◆ **Material shown**:
┌──

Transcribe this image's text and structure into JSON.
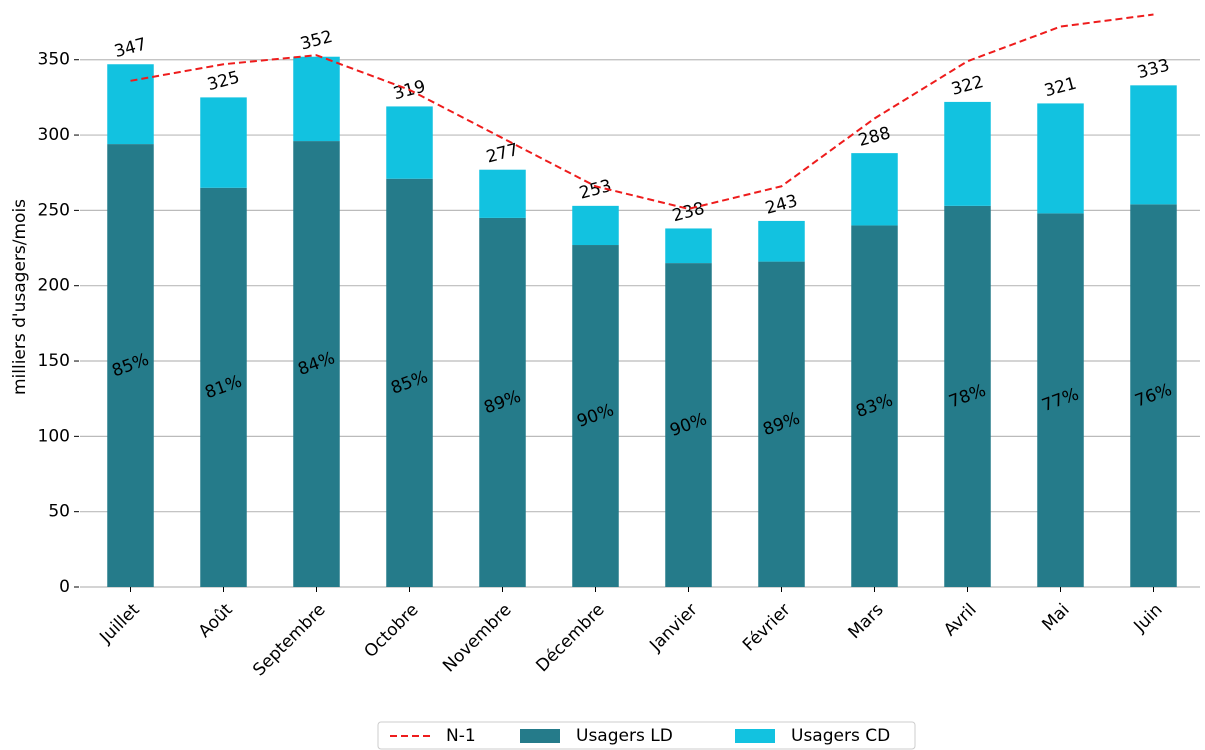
{
  "chart_data": {
    "type": "bar",
    "y_label": "milliers d'usagers/mois",
    "categories": [
      "Juillet",
      "Août",
      "Septembre",
      "Octobre",
      "Novembre",
      "Décembre",
      "Janvier",
      "Février",
      "Mars",
      "Avril",
      "Mai",
      "Juin"
    ],
    "series": [
      {
        "name": "N-1",
        "type": "line",
        "color": "#ee1c1c",
        "values": [
          336,
          347,
          353,
          330,
          298,
          266,
          251,
          266,
          311,
          349,
          372,
          380
        ]
      },
      {
        "name": "Usagers LD",
        "type": "bar",
        "color": "#257b8a",
        "values": [
          294,
          265,
          296,
          271,
          245,
          227,
          215,
          216,
          240,
          253,
          248,
          254
        ],
        "labels": [
          "85%",
          "81%",
          "84%",
          "85%",
          "89%",
          "90%",
          "90%",
          "89%",
          "83%",
          "78%",
          "77%",
          "76%"
        ]
      },
      {
        "name": "Usagers CD",
        "type": "bar",
        "color": "#12c2e0",
        "values": [
          53,
          60,
          56,
          48,
          32,
          26,
          23,
          27,
          48,
          69,
          73,
          79
        ]
      }
    ],
    "totals": [
      347,
      325,
      352,
      319,
      277,
      253,
      238,
      243,
      288,
      322,
      321,
      333
    ],
    "ylim": [
      0,
      385
    ],
    "yticks": [
      0,
      50,
      100,
      150,
      200,
      250,
      300,
      350
    ],
    "grid": true
  }
}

└──

◆ **Task description**: From the listing, extract all text exactly as given and drop any picture.

◆ **Exercise result**:
Transcribe this image's text and structure into JSON.
{
  "chart_data": {
    "type": "bar",
    "y_label": "milliers d'usagers/mois",
    "categories": [
      "Juillet",
      "Août",
      "Septembre",
      "Octobre",
      "Novembre",
      "Décembre",
      "Janvier",
      "Février",
      "Mars",
      "Avril",
      "Mai",
      "Juin"
    ],
    "series": [
      {
        "name": "N-1",
        "type": "line",
        "color": "#ee1c1c",
        "values": [
          336,
          347,
          353,
          330,
          298,
          266,
          251,
          266,
          311,
          349,
          372,
          380
        ]
      },
      {
        "name": "Usagers LD",
        "type": "bar",
        "color": "#257b8a",
        "values": [
          294,
          265,
          296,
          271,
          245,
          227,
          215,
          216,
          240,
          253,
          248,
          254
        ],
        "labels": [
          "85%",
          "81%",
          "84%",
          "85%",
          "89%",
          "90%",
          "90%",
          "89%",
          "83%",
          "78%",
          "77%",
          "76%"
        ]
      },
      {
        "name": "Usagers CD",
        "type": "bar",
        "color": "#12c2e0",
        "values": [
          53,
          60,
          56,
          48,
          32,
          26,
          23,
          27,
          48,
          69,
          73,
          79
        ]
      }
    ],
    "totals": [
      347,
      325,
      352,
      319,
      277,
      253,
      238,
      243,
      288,
      322,
      321,
      333
    ],
    "ylim": [
      0,
      385
    ],
    "yticks": [
      0,
      50,
      100,
      150,
      200,
      250,
      300,
      350
    ],
    "grid": true
  }
}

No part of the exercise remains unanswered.